*Input rows*.
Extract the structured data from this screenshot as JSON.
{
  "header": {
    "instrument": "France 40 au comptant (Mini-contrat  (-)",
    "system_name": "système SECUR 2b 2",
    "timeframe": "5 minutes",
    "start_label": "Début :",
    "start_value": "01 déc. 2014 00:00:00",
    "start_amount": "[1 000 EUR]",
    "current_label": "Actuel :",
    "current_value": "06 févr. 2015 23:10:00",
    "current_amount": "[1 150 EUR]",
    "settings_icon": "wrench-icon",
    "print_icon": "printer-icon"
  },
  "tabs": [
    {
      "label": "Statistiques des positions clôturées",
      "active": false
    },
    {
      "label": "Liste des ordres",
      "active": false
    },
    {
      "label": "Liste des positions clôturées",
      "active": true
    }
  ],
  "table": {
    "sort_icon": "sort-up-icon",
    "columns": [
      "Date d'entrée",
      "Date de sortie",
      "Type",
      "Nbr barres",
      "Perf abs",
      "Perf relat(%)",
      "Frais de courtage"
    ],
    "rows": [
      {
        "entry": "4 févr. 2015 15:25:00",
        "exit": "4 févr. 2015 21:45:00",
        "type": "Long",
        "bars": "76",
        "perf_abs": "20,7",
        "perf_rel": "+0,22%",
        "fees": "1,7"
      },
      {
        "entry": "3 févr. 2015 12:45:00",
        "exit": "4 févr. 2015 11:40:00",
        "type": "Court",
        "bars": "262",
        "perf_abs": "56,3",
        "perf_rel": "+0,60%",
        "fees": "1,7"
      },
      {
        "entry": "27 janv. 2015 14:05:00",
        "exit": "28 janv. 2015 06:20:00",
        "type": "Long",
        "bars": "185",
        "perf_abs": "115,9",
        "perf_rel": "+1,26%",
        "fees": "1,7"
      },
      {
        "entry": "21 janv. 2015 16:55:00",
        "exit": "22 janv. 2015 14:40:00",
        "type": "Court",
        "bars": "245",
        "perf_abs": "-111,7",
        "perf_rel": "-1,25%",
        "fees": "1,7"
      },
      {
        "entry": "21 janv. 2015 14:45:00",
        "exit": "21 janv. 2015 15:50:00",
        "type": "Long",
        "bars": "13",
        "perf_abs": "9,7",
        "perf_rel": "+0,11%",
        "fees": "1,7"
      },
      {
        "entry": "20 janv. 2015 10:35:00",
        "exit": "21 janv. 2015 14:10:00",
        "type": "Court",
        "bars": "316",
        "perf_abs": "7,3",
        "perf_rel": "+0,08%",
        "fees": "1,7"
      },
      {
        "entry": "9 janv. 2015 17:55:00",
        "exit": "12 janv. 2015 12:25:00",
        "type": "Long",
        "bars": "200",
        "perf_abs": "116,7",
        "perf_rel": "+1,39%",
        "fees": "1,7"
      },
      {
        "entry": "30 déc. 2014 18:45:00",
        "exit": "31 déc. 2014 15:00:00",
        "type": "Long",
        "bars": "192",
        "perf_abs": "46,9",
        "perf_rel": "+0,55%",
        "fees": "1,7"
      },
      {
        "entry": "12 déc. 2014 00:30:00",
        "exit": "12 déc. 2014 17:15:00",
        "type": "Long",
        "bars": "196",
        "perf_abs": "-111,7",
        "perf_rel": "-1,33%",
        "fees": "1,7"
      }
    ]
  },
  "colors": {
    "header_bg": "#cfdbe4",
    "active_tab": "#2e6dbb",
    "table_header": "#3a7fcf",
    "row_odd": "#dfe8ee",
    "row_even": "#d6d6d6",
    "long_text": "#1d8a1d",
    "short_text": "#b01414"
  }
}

*Direction*. Pull out every line of the records above that contains the word "Liste".

*Complete answer*.
      "label": "Liste des ordres",
      "label": "Liste des positions clôturées",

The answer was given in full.